▶ **Data for this task**
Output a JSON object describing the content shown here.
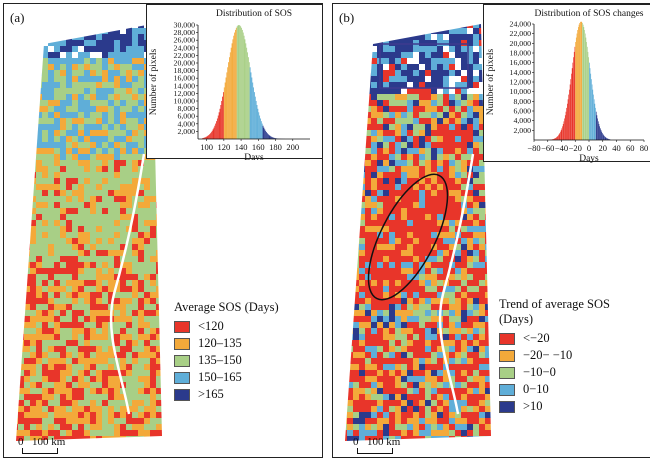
{
  "colors": {
    "red": "#e8352a",
    "orange": "#f3a93a",
    "lightgreen": "#a8cf86",
    "lightblue": "#5faed8",
    "darkblue": "#2b3a8c",
    "outline": "#3e3a8e"
  },
  "panel_a": {
    "label": "(a)",
    "legend_title": "Average SOS (Days)",
    "legend": [
      {
        "label": "<120",
        "color": "#e8352a"
      },
      {
        "label": "120–135",
        "color": "#f3a93a"
      },
      {
        "label": "135–150",
        "color": "#a8cf86"
      },
      {
        "label": "150–165",
        "color": "#5faed8"
      },
      {
        "label": ">165",
        "color": "#2b3a8c"
      }
    ],
    "scale_zero": "0",
    "scale_label": "100 km"
  },
  "panel_b": {
    "label": "(b)",
    "legend_title_line1": "Trend of average SOS",
    "legend_title_line2": "(Days)",
    "legend": [
      {
        "label": "<−20",
        "color": "#e8352a"
      },
      {
        "label": "−20− −10",
        "color": "#f3a93a"
      },
      {
        "label": "−10−0",
        "color": "#a8cf86"
      },
      {
        "label": "0−10",
        "color": "#5faed8"
      },
      {
        "label": ">10",
        "color": "#2b3a8c"
      }
    ],
    "scale_zero": "0",
    "scale_label": "100 km"
  },
  "chart_data": [
    {
      "type": "bar",
      "title": "Distribution of SOS",
      "xlabel": "Days",
      "ylabel": "Number of pixels",
      "xlim": [
        90,
        220
      ],
      "ylim": [
        0,
        30000
      ],
      "xticks": [
        100,
        120,
        140,
        160,
        180,
        200
      ],
      "yticks": [
        2000,
        4000,
        6000,
        8000,
        10000,
        12000,
        14000,
        16000,
        18000,
        20000,
        22000,
        24000,
        26000,
        28000,
        30000
      ],
      "ytick_labels": [
        "2,000",
        "4,000",
        "6,000",
        "8,000",
        "10,000",
        "12,000",
        "14,000",
        "16,000",
        "18,000",
        "20,000",
        "22,000",
        "24,000",
        "26,000",
        "28,000",
        "30,000"
      ],
      "distribution": {
        "mean": 137,
        "sd": 13.5,
        "peak": 30000,
        "min": 95,
        "max": 190
      },
      "class_breaks": [
        120,
        135,
        150,
        165
      ],
      "class_colors": [
        "#e8352a",
        "#f3a93a",
        "#a8cf86",
        "#5faed8",
        "#2b3a8c"
      ]
    },
    {
      "type": "bar",
      "title": "Distribution of SOS changes",
      "xlabel": "Days",
      "ylabel": "Number of pixels",
      "xlim": [
        -80,
        80
      ],
      "ylim": [
        0,
        24000
      ],
      "xticks": [
        -80,
        -60,
        -40,
        -20,
        0,
        20,
        40,
        60,
        80
      ],
      "xtick_labels": [
        "−80",
        "−60",
        "−40",
        "−20",
        "0",
        "20",
        "40",
        "60",
        "80"
      ],
      "yticks": [
        2000,
        4000,
        6000,
        8000,
        10000,
        12000,
        14000,
        16000,
        18000,
        20000,
        22000,
        24000
      ],
      "ytick_labels": [
        "2,000",
        "4,000",
        "6,000",
        "8,000",
        "10,000",
        "12,000",
        "14,000",
        "16,000",
        "18,000",
        "20,000",
        "22,000",
        "24,000"
      ],
      "distribution": {
        "mean": -12,
        "sd": 13.0,
        "peak": 24500,
        "min": -60,
        "max": 30
      },
      "class_breaks": [
        -20,
        -10,
        0,
        10
      ],
      "class_colors": [
        "#e8352a",
        "#f3a93a",
        "#a8cf86",
        "#5faed8",
        "#2b3a8c"
      ]
    }
  ]
}
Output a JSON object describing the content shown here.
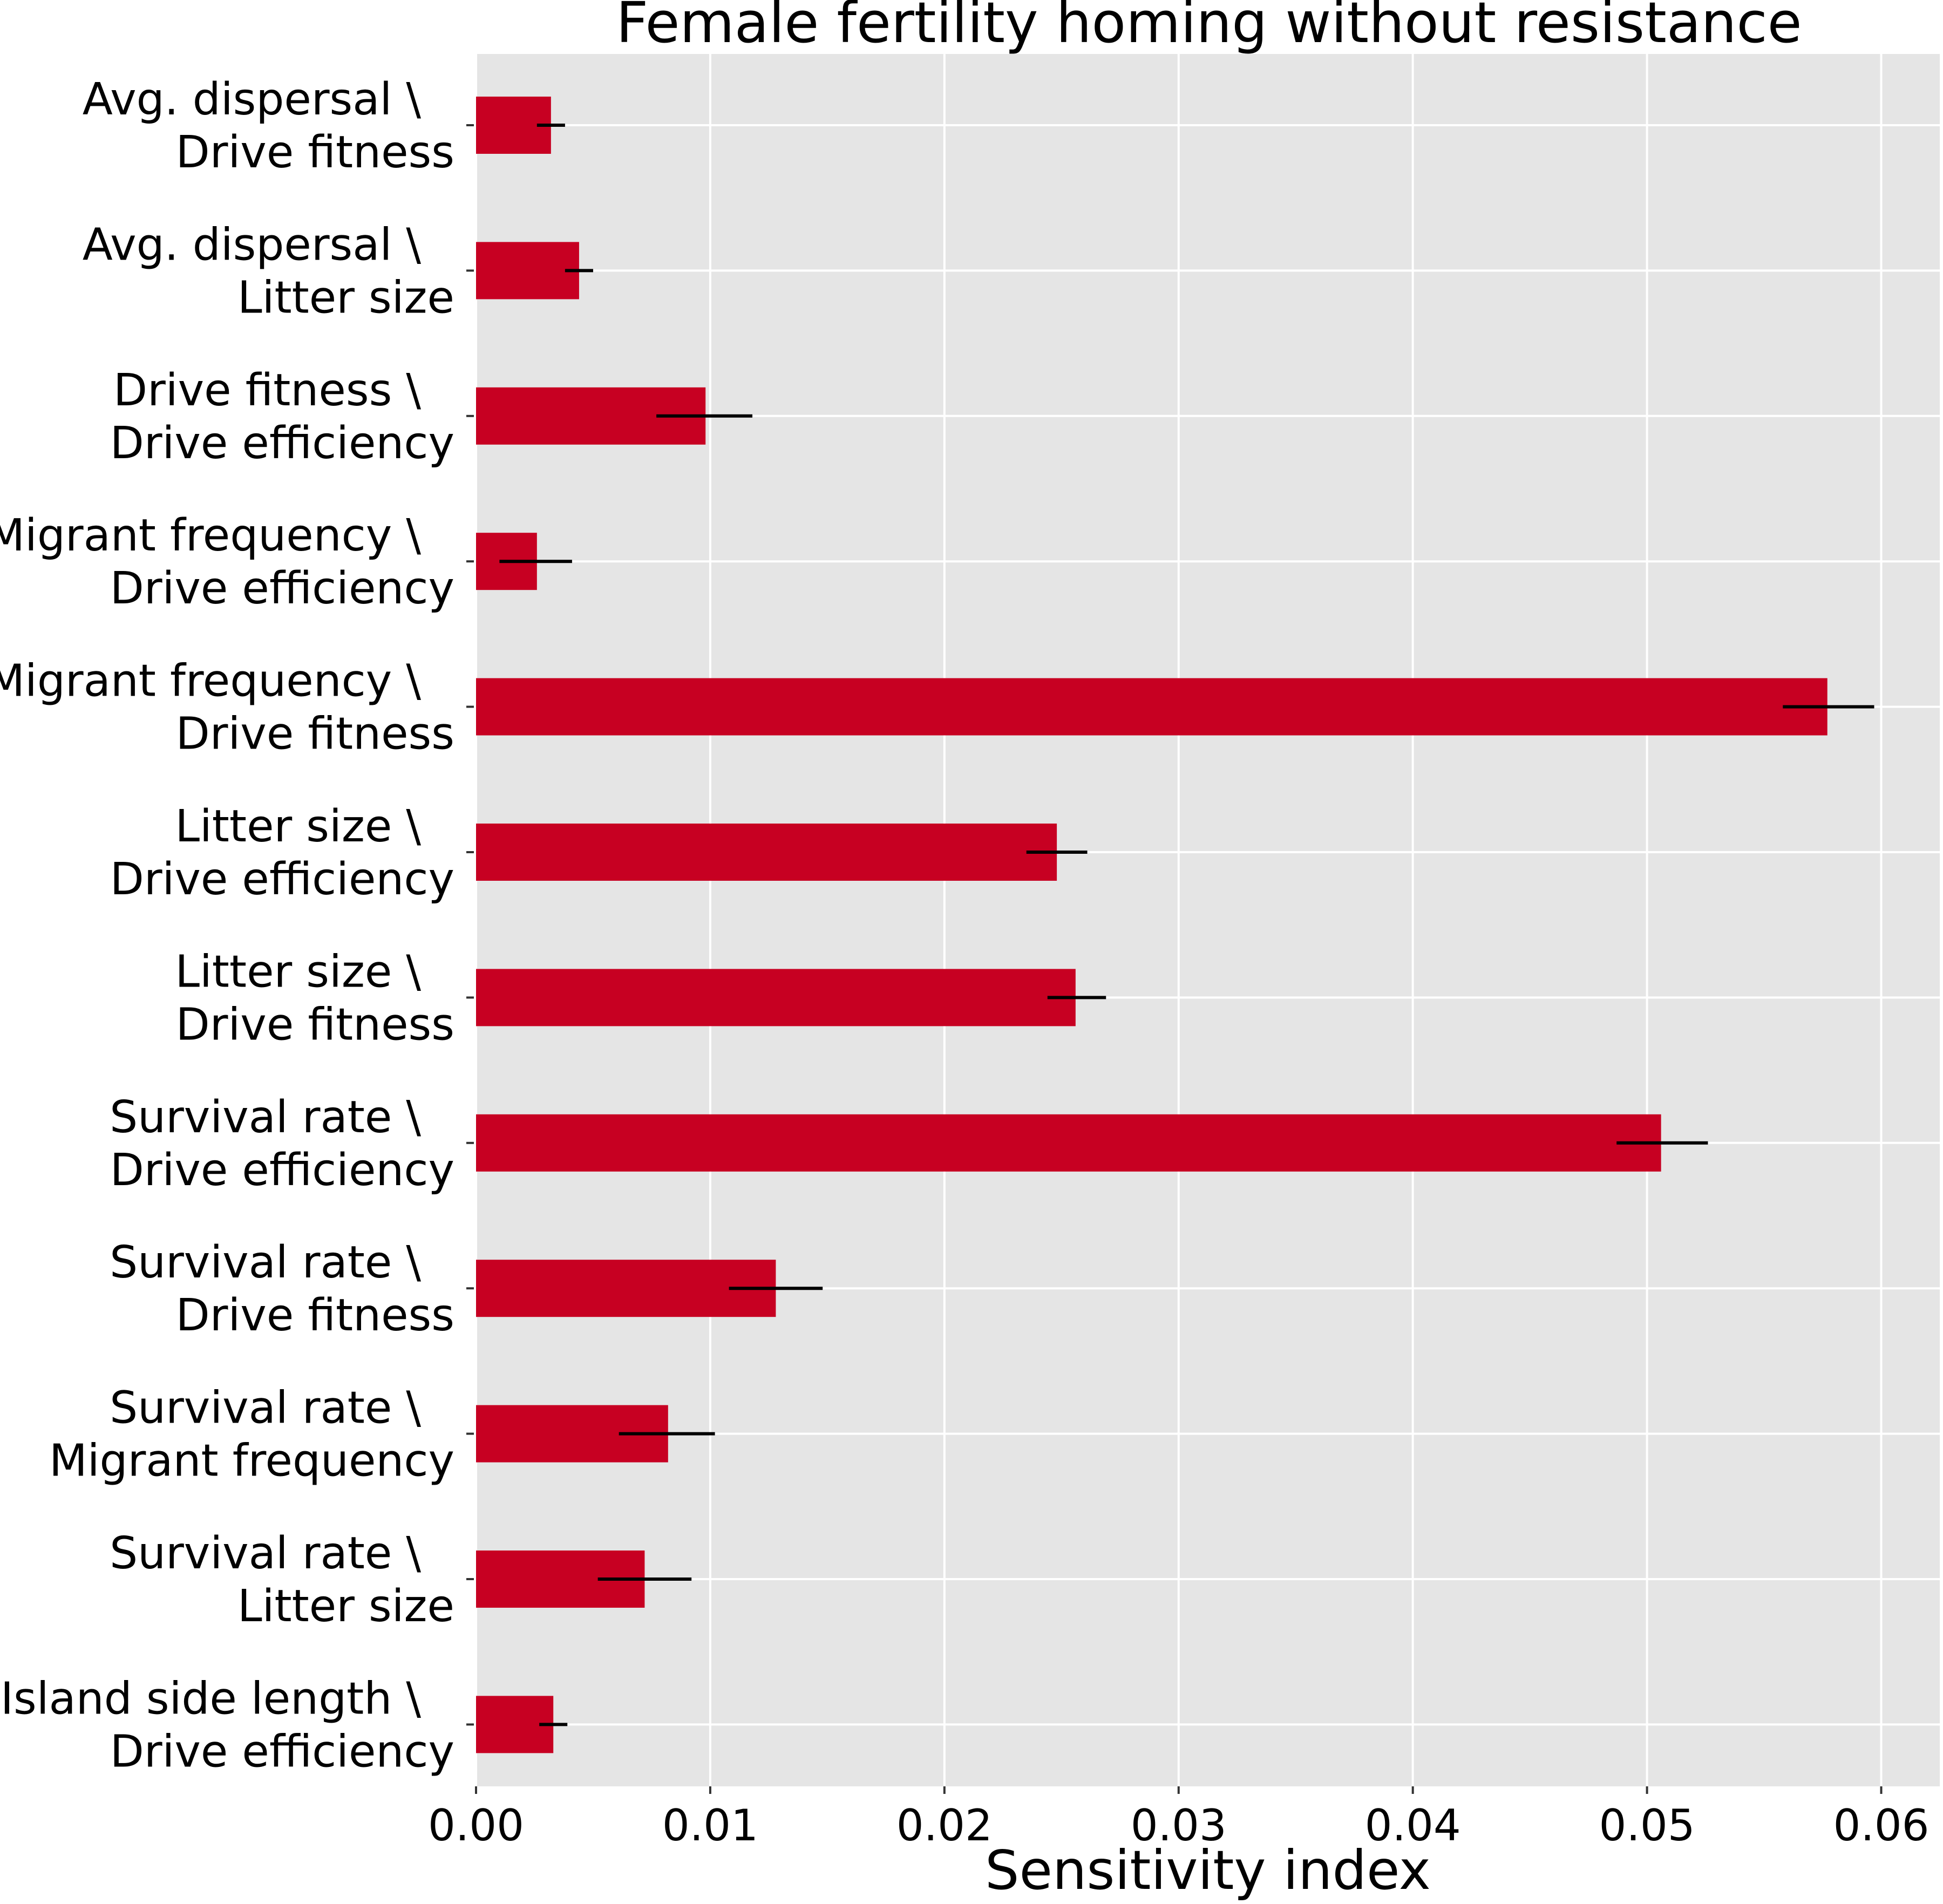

▶ **Stated task**
Return the full material word for word. Do not include the pictures.

▶ **Answer to this problem**
Output a JSON object describing the content shown here.
{
  "colors": {
    "red": "#e8352a",
    "orange": "#f3a93a",
    "lightgreen": "#a8cf86",
    "lightblue": "#5faed8",
    "darkblue": "#2b3a8c",
    "outline": "#3e3a8e"
  },
  "panel_a": {
    "label": "(a)",
    "legend_title": "Average SOS (Days)",
    "legend": [
      {
        "label": "<120",
        "color": "#e8352a"
      },
      {
        "label": "120–135",
        "color": "#f3a93a"
      },
      {
        "label": "135–150",
        "color": "#a8cf86"
      },
      {
        "label": "150–165",
        "color": "#5faed8"
      },
      {
        "label": ">165",
        "color": "#2b3a8c"
      }
    ],
    "scale_zero": "0",
    "scale_label": "100 km"
  },
  "panel_b": {
    "label": "(b)",
    "legend_title_line1": "Trend of average SOS",
    "legend_title_line2": "(Days)",
    "legend": [
      {
        "label": "<−20",
        "color": "#e8352a"
      },
      {
        "label": "−20− −10",
        "color": "#f3a93a"
      },
      {
        "label": "−10−0",
        "color": "#a8cf86"
      },
      {
        "label": "0−10",
        "color": "#5faed8"
      },
      {
        "label": ">10",
        "color": "#2b3a8c"
      }
    ],
    "scale_zero": "0",
    "scale_label": "100 km"
  },
  "chart_data": [
    {
      "type": "bar",
      "title": "Distribution of SOS",
      "xlabel": "Days",
      "ylabel": "Number of pixels",
      "xlim": [
        90,
        220
      ],
      "ylim": [
        0,
        30000
      ],
      "xticks": [
        100,
        120,
        140,
        160,
        180,
        200
      ],
      "yticks": [
        2000,
        4000,
        6000,
        8000,
        10000,
        12000,
        14000,
        16000,
        18000,
        20000,
        22000,
        24000,
        26000,
        28000,
        30000
      ],
      "ytick_labels": [
        "2,000",
        "4,000",
        "6,000",
        "8,000",
        "10,000",
        "12,000",
        "14,000",
        "16,000",
        "18,000",
        "20,000",
        "22,000",
        "24,000",
        "26,000",
        "28,000",
        "30,000"
      ],
      "distribution": {
        "mean": 137,
        "sd": 13.5,
        "peak": 30000,
        "min": 95,
        "max": 190
      },
      "class_breaks": [
        120,
        135,
        150,
        165
      ],
      "class_colors": [
        "#e8352a",
        "#f3a93a",
        "#a8cf86",
        "#5faed8",
        "#2b3a8c"
      ]
    },
    {
      "type": "bar",
      "title": "Distribution of SOS changes",
      "xlabel": "Days",
      "ylabel": "Number of pixels",
      "xlim": [
        -80,
        80
      ],
      "ylim": [
        0,
        24000
      ],
      "xticks": [
        -80,
        -60,
        -40,
        -20,
        0,
        20,
        40,
        60,
        80
      ],
      "xtick_labels": [
        "−80",
        "−60",
        "−40",
        "−20",
        "0",
        "20",
        "40",
        "60",
        "80"
      ],
      "yticks": [
        2000,
        4000,
        6000,
        8000,
        10000,
        12000,
        14000,
        16000,
        18000,
        20000,
        22000,
        24000
      ],
      "ytick_labels": [
        "2,000",
        "4,000",
        "6,000",
        "8,000",
        "10,000",
        "12,000",
        "14,000",
        "16,000",
        "18,000",
        "20,000",
        "22,000",
        "24,000"
      ],
      "distribution": {
        "mean": -12,
        "sd": 13.0,
        "peak": 24500,
        "min": -60,
        "max": 30
      },
      "class_breaks": [
        -20,
        -10,
        0,
        10
      ],
      "class_colors": [
        "#e8352a",
        "#f3a93a",
        "#a8cf86",
        "#5faed8",
        "#2b3a8c"
      ]
    }
  ]
}
Output a JSON object describing the content shown here.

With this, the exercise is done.